WORK INSTRUCTIONS.
Which lines in the records below contain the word "krpm"? Copy each of them.

ENTRIES.
┄┄┄┄┄┄

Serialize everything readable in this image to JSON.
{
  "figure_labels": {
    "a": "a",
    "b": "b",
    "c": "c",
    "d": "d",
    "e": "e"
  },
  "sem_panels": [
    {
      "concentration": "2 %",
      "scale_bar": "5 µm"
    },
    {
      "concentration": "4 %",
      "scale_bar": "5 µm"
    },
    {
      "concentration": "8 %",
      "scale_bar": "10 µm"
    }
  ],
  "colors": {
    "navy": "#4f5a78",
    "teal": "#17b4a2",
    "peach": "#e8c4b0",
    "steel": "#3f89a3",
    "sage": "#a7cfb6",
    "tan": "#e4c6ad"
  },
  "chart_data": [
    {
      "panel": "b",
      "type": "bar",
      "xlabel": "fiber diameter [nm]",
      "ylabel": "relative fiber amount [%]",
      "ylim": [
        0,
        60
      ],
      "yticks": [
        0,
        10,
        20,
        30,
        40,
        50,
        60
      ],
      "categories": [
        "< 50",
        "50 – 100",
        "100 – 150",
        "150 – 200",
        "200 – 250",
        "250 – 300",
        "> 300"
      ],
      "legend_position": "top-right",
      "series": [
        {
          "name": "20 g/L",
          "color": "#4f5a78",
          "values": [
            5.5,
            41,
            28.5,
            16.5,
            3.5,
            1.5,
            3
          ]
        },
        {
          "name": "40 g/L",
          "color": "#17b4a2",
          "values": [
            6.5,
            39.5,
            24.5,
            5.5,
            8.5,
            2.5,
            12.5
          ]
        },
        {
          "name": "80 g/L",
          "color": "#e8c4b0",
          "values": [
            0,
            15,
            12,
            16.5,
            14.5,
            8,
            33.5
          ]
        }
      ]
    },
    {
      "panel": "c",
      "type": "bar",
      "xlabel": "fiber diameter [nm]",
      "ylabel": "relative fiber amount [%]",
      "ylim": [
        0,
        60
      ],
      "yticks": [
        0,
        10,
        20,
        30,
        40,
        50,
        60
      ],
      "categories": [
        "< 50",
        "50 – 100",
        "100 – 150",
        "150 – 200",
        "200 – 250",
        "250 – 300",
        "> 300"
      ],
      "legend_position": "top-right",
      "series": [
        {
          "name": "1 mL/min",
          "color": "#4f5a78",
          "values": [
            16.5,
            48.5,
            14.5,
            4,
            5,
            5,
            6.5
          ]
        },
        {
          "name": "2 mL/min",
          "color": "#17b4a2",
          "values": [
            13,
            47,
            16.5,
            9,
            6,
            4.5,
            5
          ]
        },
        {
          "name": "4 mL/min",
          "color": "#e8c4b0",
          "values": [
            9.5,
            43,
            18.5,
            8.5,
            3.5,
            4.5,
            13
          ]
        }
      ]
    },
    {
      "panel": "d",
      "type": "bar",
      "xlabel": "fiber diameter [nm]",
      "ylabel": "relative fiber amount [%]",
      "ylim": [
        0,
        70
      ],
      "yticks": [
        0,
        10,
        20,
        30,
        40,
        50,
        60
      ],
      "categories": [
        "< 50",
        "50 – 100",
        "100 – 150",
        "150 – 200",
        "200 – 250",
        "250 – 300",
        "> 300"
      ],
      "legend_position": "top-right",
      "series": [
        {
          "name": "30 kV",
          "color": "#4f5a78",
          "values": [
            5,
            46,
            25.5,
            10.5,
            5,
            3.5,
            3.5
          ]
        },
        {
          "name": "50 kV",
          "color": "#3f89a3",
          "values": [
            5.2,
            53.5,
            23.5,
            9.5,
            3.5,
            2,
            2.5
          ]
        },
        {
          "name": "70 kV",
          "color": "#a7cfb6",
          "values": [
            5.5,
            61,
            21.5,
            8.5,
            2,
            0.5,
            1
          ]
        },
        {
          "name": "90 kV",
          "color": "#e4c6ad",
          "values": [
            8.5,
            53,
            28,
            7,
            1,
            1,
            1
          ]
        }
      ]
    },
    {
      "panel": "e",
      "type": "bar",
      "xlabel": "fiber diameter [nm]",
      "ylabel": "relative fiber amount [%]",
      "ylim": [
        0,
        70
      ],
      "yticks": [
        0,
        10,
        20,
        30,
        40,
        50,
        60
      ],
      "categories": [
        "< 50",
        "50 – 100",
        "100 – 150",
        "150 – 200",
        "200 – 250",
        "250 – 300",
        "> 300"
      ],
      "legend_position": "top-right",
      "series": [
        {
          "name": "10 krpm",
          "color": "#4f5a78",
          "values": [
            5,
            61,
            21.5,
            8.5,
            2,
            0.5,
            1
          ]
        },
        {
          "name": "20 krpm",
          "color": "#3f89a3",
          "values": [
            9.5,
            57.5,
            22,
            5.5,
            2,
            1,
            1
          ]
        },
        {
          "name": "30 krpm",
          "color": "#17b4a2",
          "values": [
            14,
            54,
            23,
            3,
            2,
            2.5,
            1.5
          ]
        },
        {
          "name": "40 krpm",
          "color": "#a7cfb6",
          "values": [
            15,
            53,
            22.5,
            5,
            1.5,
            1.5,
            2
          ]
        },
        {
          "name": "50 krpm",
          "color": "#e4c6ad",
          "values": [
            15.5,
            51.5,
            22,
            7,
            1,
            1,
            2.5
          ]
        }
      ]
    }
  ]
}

┄┄┄┄┄┄

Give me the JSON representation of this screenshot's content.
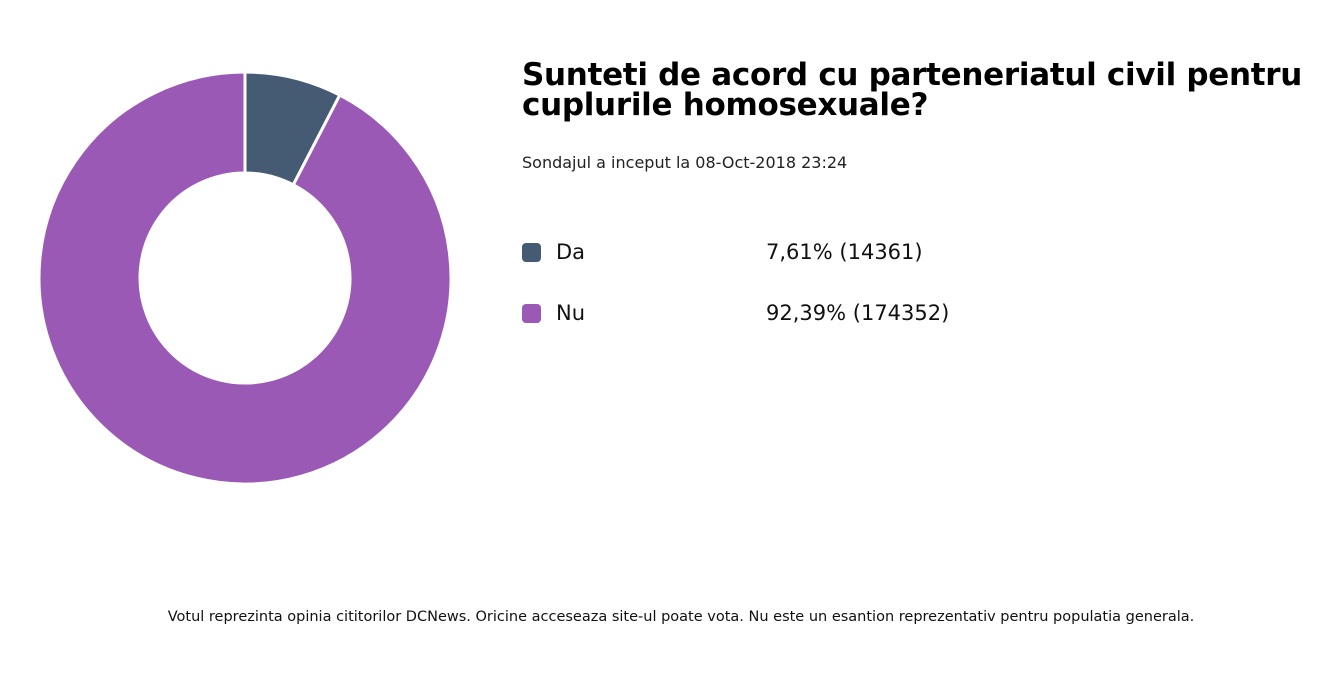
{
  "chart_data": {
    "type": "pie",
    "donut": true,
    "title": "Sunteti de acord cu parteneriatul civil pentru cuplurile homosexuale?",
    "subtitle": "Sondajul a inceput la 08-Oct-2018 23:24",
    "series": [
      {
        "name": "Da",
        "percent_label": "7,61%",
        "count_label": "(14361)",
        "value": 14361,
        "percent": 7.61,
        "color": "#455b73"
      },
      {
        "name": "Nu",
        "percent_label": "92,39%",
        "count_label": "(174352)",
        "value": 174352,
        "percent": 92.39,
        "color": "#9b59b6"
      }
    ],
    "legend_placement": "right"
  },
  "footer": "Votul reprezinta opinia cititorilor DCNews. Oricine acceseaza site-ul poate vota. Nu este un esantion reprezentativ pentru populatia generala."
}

┄┄┄┄┄┄

SOLUTION TO THIS PROBLEM.
          "name": "10 krpm",
          "name": "20 krpm",
          "name": "30 krpm",
          "name": "40 krpm",
          "name": "50 krpm",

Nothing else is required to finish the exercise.